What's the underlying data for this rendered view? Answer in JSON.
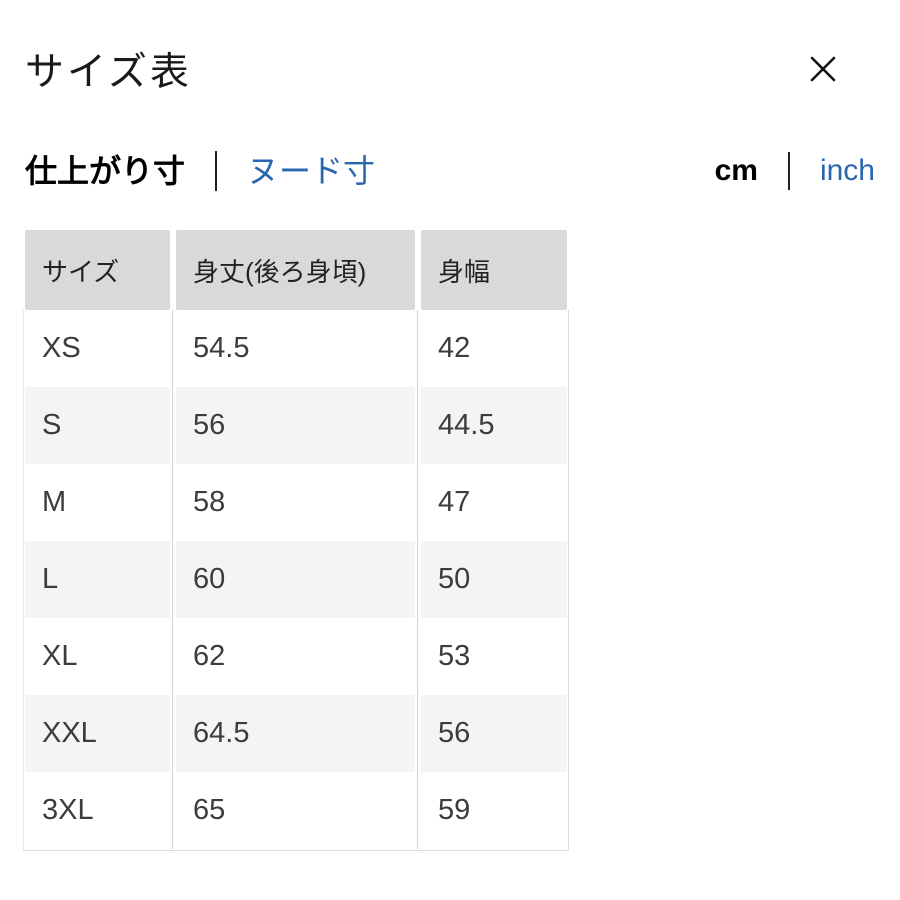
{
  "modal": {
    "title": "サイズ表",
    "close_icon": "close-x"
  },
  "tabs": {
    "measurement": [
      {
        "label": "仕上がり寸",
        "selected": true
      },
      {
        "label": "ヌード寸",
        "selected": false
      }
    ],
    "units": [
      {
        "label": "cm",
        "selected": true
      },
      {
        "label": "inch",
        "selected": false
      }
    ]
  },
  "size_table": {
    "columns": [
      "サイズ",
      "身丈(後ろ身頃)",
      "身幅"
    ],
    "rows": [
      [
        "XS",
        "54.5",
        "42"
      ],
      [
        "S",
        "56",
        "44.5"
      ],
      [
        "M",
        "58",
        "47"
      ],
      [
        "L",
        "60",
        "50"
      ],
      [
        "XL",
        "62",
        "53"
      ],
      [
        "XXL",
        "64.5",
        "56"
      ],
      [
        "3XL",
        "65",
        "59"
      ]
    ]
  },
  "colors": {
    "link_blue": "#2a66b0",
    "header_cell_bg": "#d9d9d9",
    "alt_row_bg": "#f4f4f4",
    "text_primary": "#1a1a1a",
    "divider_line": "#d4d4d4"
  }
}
····················
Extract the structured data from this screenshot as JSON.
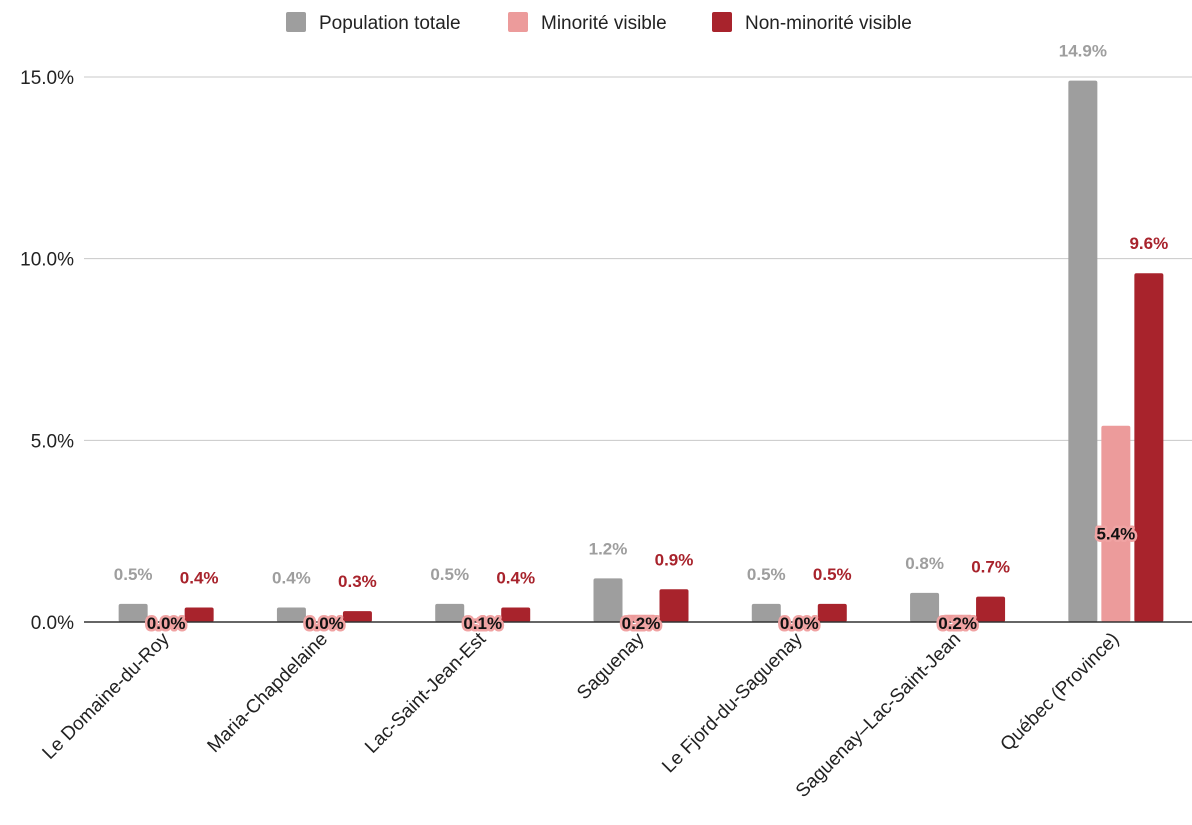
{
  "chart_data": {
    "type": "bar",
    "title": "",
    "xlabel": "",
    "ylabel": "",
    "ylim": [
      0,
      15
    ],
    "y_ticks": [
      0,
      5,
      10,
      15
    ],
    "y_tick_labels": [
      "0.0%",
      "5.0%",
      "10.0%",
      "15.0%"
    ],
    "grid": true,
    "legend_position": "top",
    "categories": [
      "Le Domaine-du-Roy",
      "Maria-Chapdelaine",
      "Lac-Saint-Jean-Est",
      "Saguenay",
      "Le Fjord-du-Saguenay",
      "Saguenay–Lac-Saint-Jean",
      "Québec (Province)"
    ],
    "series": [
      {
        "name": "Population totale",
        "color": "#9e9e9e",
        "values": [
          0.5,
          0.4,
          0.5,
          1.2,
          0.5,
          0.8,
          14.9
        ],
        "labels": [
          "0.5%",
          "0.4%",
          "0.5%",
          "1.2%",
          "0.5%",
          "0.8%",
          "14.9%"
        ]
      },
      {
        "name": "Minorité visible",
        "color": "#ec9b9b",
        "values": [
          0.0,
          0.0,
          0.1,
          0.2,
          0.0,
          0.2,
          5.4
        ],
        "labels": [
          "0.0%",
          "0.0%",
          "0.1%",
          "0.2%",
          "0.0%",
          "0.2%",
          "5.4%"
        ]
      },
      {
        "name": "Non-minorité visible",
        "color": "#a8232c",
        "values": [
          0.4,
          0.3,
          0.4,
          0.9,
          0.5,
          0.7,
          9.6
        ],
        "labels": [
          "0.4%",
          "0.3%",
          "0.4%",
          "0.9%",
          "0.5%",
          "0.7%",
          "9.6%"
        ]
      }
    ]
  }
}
····················
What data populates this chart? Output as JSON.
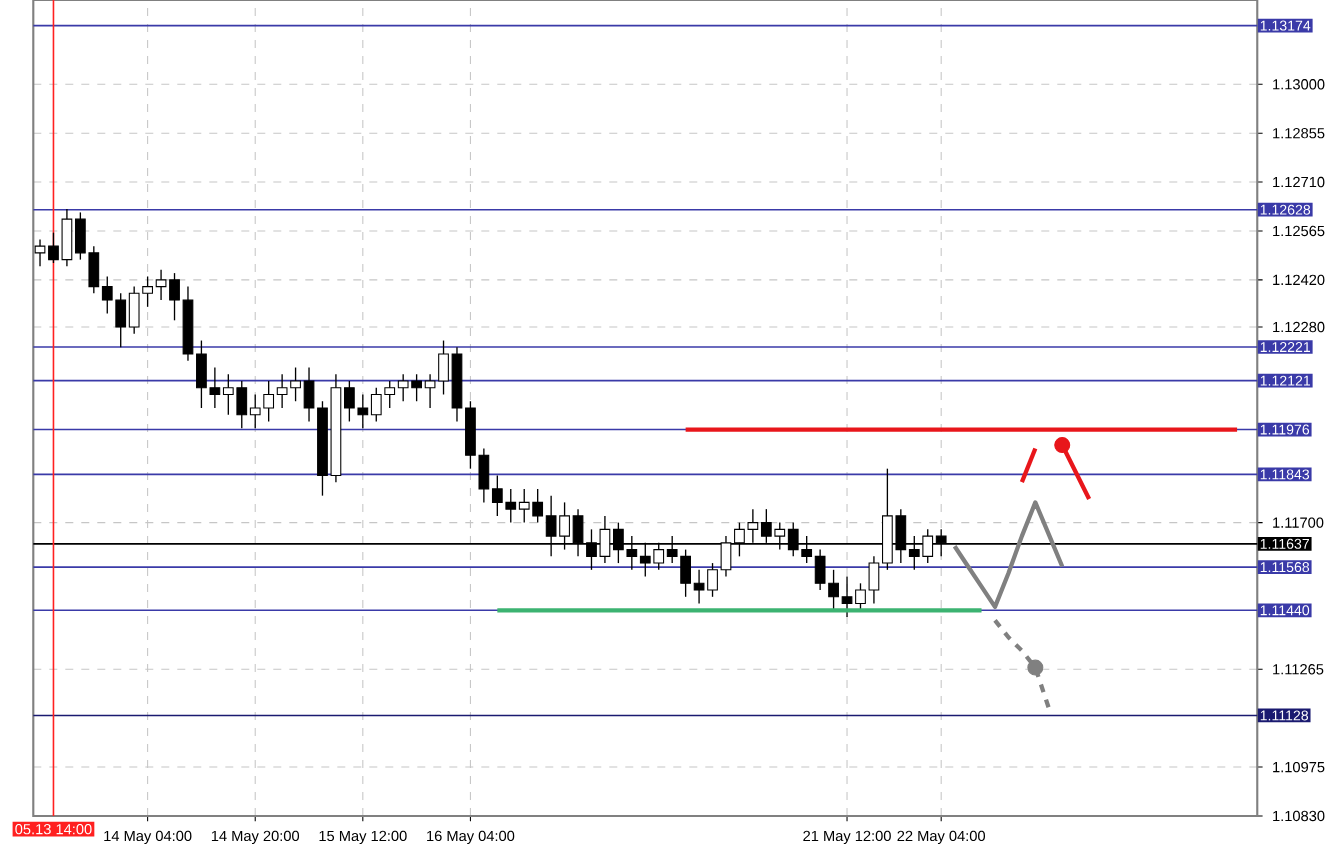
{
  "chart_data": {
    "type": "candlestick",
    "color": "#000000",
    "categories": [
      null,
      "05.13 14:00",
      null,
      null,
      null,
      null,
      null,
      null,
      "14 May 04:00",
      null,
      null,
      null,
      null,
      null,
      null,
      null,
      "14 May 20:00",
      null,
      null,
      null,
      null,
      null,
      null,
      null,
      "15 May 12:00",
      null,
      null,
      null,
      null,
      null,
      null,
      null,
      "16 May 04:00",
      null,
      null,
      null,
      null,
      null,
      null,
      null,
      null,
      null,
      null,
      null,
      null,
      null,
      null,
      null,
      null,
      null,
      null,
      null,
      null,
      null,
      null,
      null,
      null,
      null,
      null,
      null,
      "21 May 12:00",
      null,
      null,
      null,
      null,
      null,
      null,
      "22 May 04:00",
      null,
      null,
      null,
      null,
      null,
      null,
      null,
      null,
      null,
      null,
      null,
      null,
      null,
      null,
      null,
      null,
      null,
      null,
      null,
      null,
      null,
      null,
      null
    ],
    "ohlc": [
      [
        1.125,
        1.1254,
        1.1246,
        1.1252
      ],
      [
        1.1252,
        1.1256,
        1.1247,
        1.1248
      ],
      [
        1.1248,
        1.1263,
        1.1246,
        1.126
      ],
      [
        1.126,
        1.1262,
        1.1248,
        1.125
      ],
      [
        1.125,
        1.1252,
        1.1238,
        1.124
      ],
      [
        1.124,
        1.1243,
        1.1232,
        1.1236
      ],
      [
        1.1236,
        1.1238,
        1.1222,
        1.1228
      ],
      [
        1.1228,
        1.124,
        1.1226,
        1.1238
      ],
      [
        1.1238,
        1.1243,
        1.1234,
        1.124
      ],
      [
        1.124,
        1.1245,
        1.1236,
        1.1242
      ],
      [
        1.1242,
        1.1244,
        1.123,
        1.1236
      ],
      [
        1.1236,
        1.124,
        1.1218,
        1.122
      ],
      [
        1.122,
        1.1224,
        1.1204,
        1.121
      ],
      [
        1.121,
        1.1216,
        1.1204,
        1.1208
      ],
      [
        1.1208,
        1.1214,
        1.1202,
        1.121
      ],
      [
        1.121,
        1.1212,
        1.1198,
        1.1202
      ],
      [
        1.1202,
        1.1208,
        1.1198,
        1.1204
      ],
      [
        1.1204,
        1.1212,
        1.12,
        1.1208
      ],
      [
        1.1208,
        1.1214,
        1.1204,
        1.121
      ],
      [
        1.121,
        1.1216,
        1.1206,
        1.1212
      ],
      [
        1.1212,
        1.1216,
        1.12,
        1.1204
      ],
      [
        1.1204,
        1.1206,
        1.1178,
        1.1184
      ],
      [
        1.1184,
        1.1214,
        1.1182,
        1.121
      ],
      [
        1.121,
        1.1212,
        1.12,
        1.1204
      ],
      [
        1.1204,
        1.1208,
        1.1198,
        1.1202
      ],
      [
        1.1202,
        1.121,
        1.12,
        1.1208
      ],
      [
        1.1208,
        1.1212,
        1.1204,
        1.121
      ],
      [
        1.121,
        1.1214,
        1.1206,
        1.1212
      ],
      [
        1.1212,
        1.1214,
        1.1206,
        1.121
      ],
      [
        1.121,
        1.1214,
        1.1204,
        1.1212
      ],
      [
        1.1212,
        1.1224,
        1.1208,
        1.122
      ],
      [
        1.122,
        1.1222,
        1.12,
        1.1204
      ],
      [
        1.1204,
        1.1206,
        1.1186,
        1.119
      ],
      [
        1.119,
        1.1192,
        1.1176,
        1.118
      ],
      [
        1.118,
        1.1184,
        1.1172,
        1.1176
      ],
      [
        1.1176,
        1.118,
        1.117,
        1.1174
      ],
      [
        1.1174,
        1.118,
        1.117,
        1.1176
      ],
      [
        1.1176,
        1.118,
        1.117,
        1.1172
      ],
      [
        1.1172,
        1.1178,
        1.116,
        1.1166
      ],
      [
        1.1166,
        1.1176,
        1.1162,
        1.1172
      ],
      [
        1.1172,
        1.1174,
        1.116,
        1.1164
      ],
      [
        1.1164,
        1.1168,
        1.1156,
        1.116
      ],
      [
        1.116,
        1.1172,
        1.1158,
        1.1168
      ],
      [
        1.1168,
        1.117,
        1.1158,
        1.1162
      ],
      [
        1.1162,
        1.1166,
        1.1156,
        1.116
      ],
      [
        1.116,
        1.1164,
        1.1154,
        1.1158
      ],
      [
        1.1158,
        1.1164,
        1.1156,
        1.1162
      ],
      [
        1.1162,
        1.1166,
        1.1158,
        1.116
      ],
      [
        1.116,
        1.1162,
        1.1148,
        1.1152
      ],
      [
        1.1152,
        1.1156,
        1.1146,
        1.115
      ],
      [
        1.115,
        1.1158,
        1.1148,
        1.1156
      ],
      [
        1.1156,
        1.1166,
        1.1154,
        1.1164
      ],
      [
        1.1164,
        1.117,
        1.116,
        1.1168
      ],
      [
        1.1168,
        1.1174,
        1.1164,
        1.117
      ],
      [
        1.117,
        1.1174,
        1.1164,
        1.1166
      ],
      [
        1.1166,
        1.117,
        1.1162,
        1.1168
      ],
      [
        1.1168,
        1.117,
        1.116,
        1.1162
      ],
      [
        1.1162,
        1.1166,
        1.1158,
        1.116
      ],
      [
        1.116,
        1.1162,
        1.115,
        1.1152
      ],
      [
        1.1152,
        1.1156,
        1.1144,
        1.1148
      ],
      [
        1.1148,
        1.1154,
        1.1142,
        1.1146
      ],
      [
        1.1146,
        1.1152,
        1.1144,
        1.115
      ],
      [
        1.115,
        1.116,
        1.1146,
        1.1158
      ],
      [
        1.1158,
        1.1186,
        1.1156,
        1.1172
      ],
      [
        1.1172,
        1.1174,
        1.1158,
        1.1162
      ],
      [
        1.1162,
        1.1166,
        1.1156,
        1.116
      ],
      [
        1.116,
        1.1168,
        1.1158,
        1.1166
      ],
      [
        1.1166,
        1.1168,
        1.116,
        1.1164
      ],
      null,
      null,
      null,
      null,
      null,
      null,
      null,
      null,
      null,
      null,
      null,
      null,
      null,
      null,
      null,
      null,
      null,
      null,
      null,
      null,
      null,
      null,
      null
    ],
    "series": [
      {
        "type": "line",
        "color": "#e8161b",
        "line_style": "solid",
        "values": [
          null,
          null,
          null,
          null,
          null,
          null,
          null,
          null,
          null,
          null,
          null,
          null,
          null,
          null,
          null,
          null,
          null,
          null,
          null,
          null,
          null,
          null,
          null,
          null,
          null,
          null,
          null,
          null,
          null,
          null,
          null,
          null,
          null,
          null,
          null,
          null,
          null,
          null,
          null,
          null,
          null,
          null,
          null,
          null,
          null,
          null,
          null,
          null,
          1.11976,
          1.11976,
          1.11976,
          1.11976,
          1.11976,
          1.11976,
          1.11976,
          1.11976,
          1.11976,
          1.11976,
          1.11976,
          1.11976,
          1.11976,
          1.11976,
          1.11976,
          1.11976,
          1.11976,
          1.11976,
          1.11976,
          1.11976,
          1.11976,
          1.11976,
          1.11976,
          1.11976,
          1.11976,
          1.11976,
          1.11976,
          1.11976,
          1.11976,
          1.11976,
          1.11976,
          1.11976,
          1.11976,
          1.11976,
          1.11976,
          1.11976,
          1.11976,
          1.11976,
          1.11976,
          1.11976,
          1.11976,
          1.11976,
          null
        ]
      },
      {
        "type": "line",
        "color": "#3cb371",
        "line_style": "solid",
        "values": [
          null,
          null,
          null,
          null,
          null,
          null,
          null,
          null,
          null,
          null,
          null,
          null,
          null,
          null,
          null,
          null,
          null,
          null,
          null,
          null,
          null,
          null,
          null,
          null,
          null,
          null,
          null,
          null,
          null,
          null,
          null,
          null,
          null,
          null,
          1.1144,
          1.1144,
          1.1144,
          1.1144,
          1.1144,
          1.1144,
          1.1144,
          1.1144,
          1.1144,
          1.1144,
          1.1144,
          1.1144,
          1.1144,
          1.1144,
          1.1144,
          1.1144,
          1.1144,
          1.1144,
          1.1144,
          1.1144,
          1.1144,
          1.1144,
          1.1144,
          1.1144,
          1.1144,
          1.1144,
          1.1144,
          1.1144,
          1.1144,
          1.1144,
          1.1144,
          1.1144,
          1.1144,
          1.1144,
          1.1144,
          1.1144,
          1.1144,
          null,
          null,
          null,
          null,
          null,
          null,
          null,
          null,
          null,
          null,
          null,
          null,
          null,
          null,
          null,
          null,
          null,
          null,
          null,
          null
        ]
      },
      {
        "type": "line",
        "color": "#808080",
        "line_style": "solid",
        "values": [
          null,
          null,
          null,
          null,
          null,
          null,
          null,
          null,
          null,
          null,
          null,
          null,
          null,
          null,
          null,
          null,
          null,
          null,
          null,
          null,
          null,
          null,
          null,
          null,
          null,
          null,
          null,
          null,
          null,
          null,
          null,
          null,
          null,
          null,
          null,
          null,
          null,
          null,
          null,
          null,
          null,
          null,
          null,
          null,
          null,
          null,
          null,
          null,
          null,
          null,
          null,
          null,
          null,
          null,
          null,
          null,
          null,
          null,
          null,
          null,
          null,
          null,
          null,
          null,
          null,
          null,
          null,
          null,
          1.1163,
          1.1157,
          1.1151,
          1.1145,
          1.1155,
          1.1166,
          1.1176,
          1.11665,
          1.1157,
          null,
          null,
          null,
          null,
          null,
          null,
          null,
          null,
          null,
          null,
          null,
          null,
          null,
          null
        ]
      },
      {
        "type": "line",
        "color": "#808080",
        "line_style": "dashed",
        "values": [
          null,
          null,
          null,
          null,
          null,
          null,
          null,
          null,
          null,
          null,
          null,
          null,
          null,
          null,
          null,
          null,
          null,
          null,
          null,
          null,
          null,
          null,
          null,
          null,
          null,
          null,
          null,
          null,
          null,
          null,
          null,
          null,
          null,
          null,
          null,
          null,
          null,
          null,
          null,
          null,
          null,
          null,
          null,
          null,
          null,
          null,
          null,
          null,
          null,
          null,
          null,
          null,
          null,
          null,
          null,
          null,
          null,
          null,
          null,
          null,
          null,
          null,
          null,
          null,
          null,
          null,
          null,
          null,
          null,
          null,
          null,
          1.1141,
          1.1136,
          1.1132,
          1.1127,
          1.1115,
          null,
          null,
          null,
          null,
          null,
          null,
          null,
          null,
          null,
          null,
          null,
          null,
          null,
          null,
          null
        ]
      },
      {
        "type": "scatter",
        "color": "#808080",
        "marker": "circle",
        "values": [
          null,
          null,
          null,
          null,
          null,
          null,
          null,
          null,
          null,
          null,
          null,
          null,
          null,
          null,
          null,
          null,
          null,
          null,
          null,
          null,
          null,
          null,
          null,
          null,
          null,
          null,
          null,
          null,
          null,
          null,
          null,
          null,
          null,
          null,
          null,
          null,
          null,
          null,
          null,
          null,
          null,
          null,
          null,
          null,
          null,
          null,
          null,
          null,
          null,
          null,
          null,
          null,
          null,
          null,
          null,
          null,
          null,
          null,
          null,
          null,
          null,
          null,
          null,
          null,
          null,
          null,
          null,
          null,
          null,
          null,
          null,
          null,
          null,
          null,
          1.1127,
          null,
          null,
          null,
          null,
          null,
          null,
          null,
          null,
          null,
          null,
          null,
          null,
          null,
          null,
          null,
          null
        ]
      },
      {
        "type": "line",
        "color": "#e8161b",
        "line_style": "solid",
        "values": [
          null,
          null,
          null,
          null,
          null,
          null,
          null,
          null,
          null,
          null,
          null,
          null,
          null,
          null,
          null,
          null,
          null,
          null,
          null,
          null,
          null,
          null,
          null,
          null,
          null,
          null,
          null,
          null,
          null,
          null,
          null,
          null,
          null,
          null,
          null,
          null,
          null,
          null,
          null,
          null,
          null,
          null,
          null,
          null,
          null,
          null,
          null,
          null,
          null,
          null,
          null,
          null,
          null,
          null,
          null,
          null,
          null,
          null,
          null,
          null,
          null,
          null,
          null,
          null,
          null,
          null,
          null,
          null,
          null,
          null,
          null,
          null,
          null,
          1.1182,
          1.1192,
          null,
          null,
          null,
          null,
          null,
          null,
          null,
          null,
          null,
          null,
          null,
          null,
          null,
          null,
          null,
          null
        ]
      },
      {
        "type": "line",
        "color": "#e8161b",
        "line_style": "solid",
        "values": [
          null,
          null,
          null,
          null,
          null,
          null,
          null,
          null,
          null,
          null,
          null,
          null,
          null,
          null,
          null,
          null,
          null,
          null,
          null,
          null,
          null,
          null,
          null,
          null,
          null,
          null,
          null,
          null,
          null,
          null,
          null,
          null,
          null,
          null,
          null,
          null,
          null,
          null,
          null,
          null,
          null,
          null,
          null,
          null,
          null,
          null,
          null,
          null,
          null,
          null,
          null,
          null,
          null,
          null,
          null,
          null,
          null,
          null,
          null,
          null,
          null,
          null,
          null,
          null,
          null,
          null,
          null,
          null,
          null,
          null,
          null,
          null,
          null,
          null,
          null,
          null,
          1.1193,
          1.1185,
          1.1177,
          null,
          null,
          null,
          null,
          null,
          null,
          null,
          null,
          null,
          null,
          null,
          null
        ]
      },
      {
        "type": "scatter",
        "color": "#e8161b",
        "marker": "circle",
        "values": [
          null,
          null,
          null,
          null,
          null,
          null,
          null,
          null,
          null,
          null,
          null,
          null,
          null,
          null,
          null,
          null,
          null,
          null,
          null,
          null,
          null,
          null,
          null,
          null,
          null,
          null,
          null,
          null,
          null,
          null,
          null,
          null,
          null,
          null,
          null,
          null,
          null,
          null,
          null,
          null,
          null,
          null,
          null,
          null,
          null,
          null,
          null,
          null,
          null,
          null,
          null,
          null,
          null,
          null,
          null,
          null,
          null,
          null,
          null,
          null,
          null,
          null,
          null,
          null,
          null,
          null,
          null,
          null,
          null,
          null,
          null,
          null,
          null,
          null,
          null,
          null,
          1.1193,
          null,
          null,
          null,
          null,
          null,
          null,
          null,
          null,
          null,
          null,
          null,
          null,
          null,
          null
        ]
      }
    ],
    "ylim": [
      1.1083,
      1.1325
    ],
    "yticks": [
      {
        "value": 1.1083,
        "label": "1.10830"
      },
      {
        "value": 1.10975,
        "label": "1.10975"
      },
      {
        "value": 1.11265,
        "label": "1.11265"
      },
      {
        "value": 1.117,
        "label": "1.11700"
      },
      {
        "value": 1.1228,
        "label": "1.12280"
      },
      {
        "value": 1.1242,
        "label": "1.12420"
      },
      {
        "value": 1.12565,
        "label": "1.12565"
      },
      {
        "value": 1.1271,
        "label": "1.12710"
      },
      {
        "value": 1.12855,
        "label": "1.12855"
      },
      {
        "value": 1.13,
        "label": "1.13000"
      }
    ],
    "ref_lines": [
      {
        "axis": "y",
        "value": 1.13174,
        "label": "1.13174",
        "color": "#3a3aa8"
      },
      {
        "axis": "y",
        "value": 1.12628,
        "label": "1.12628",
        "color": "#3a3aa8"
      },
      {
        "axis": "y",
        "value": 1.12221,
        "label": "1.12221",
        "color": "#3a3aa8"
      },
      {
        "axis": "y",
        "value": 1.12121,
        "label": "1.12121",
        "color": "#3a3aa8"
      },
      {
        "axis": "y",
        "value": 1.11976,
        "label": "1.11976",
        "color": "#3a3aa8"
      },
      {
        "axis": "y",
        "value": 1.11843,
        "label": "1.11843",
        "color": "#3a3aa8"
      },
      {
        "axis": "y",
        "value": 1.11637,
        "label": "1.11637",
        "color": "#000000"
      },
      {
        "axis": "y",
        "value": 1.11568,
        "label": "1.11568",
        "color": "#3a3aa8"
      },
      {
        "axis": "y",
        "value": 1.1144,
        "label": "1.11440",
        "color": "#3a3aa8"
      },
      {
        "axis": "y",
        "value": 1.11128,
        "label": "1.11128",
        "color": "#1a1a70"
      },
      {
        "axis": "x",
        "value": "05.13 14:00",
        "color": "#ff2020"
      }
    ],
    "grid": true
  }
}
····················
→ **Directions**: Gather, from the listing above, every line carrying the word "Saint".

→ **Solved problem**:
      "Lac-Saint-Jean-Est",
      "Saguenay–Lac-Saint-Jean",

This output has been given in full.